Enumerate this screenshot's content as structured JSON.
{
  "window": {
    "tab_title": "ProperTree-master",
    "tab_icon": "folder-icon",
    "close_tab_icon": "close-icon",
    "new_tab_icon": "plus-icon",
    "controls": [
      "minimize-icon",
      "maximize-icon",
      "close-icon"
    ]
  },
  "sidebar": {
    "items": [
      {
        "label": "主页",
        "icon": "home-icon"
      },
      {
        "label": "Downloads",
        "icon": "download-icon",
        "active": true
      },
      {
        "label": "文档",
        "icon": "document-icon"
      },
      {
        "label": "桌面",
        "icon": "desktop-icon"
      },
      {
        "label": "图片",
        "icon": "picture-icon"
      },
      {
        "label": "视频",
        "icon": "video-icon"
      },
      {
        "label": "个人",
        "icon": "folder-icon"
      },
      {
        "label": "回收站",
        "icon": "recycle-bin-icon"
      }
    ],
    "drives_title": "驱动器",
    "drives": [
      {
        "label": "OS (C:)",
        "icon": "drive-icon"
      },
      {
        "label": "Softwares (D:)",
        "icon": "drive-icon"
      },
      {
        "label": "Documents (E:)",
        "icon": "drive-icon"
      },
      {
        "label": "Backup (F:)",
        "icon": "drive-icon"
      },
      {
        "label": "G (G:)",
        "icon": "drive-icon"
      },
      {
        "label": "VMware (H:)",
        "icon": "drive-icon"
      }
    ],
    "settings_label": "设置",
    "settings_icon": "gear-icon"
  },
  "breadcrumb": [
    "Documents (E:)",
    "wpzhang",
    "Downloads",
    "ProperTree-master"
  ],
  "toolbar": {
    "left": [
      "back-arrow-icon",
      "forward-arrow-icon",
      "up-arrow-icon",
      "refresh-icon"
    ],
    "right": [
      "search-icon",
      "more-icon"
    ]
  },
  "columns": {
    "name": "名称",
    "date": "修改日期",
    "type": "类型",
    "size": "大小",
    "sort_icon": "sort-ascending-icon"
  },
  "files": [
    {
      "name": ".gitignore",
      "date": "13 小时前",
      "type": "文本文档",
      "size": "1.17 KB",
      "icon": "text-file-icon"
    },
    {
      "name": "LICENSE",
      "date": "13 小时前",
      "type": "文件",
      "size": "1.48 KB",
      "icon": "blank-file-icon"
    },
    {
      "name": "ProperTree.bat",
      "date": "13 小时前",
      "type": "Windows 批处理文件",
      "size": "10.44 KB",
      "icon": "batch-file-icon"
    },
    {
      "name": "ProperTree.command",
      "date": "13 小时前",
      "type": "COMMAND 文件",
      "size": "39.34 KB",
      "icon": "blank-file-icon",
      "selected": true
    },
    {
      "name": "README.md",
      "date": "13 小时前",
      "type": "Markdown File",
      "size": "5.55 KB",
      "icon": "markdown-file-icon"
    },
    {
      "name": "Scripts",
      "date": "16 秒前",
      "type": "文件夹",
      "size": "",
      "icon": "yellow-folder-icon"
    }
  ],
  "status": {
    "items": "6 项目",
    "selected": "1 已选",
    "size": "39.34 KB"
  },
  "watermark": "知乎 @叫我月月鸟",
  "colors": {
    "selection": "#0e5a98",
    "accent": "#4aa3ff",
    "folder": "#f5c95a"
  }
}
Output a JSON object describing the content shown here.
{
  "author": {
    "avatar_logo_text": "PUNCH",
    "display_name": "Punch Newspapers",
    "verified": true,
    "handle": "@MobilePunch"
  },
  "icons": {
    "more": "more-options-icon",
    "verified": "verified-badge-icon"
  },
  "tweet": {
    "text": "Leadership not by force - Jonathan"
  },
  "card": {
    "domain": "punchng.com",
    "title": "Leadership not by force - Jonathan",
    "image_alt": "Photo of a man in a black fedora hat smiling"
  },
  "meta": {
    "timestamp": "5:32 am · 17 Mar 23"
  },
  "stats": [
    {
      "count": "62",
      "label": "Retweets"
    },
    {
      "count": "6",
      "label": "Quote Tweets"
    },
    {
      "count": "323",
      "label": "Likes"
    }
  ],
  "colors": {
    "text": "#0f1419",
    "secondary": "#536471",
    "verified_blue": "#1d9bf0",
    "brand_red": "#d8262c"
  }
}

::::::

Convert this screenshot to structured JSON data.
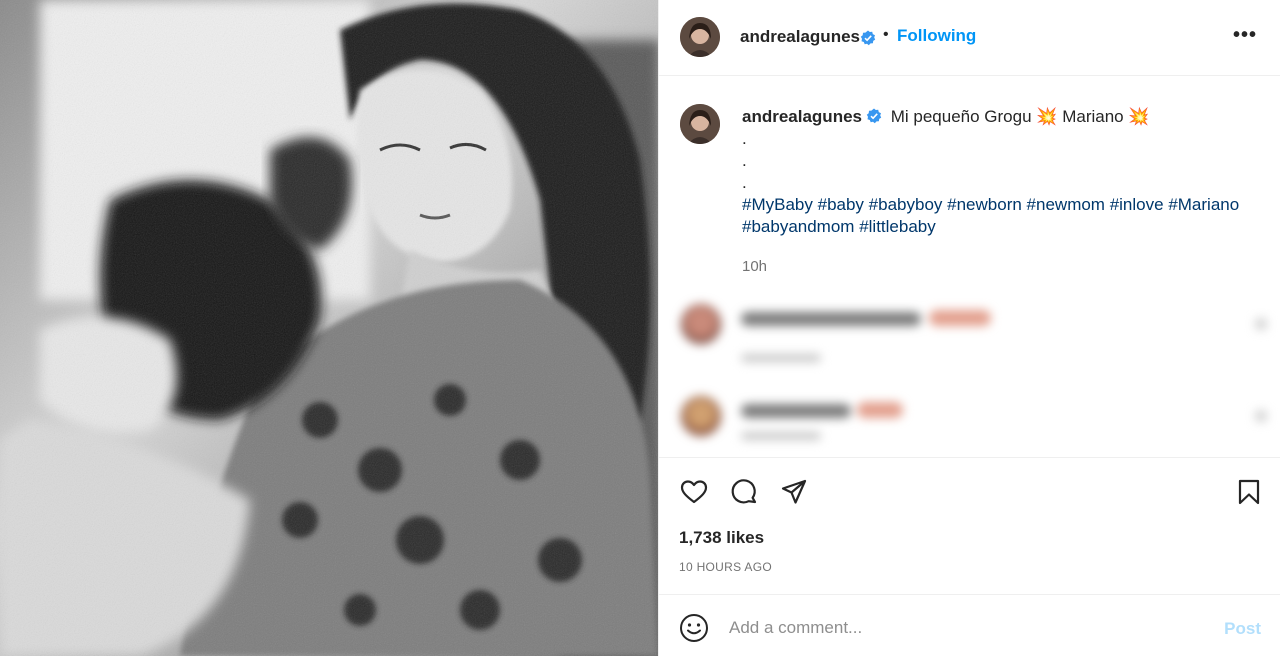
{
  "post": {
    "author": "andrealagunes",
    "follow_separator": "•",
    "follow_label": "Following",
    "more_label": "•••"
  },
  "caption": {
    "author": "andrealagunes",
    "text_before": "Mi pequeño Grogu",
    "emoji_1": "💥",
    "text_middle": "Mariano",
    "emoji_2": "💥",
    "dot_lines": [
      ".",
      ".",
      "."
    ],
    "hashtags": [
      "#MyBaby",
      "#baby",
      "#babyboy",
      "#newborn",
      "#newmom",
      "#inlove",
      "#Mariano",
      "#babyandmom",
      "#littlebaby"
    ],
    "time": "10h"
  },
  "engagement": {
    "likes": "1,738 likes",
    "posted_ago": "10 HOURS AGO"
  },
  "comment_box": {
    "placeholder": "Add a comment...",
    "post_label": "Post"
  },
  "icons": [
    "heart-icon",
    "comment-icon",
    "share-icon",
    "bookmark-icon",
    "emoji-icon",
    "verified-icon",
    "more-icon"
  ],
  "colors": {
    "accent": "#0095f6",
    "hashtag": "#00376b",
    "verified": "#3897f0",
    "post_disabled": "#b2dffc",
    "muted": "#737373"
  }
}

::::::

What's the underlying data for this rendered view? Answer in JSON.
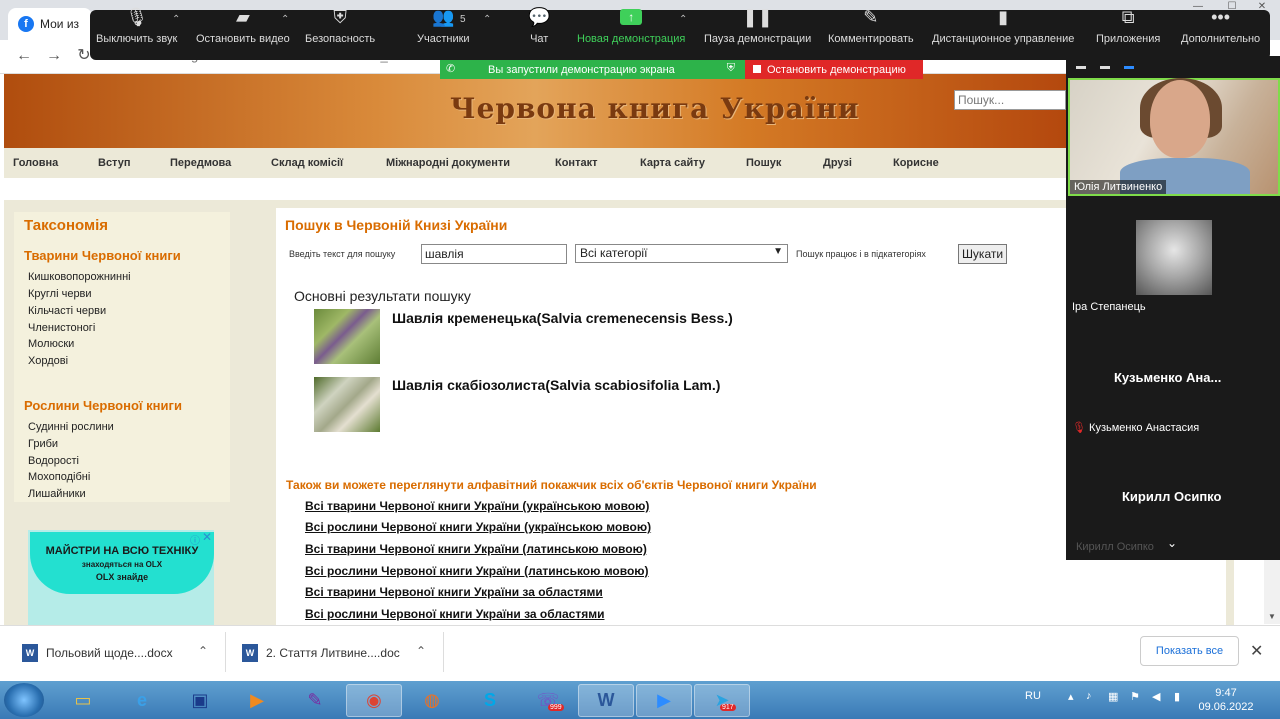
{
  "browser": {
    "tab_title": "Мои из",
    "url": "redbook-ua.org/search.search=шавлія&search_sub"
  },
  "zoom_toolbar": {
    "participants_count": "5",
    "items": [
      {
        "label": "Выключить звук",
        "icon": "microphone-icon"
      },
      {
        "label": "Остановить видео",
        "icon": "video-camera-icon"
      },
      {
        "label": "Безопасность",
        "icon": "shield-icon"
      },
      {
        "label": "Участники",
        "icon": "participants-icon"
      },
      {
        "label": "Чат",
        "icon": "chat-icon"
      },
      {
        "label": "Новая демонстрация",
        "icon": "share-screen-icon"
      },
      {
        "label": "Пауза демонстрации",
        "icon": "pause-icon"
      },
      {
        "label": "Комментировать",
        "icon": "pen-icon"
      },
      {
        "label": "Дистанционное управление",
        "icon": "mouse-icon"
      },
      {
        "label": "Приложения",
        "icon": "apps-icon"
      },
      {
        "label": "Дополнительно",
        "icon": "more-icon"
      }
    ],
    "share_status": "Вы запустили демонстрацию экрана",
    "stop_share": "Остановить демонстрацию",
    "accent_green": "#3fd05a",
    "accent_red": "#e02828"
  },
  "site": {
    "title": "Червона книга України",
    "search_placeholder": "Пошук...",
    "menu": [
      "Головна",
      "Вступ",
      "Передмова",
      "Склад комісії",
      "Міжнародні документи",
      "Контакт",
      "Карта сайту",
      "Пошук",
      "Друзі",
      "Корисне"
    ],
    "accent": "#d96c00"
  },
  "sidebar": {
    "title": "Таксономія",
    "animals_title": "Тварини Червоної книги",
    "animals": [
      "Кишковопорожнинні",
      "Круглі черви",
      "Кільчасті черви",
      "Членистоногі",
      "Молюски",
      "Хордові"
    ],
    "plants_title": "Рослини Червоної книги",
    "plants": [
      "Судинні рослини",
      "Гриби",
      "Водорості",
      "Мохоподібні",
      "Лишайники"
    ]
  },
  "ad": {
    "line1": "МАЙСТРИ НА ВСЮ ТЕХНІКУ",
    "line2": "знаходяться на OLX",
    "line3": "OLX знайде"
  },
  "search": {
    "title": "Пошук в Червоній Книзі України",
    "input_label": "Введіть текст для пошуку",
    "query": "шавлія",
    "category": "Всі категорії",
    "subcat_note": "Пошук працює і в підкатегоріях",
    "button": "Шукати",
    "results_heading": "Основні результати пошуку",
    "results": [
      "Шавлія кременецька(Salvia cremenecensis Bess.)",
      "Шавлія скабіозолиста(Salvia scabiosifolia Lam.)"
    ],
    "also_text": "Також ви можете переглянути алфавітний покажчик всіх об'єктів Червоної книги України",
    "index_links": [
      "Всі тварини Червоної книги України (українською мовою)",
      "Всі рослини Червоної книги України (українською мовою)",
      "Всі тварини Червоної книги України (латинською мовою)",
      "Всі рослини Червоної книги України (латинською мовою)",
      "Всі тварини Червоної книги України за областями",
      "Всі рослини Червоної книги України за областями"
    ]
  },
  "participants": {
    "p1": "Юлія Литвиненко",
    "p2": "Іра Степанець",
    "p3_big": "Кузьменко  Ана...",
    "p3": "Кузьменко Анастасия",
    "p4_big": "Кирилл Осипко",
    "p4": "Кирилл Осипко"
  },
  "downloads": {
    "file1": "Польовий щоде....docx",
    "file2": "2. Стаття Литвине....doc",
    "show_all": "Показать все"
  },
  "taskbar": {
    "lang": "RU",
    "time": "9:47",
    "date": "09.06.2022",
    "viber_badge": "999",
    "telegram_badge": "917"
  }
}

::::::

Work to be completed ->
Search the listing for the word "this" and return each line that holds it.

The output ->
Enumerate this screenshot's content as structured JSON.
Convert this screenshot to structured JSON data.
What's the underlying data for this rendered view? Answer in JSON.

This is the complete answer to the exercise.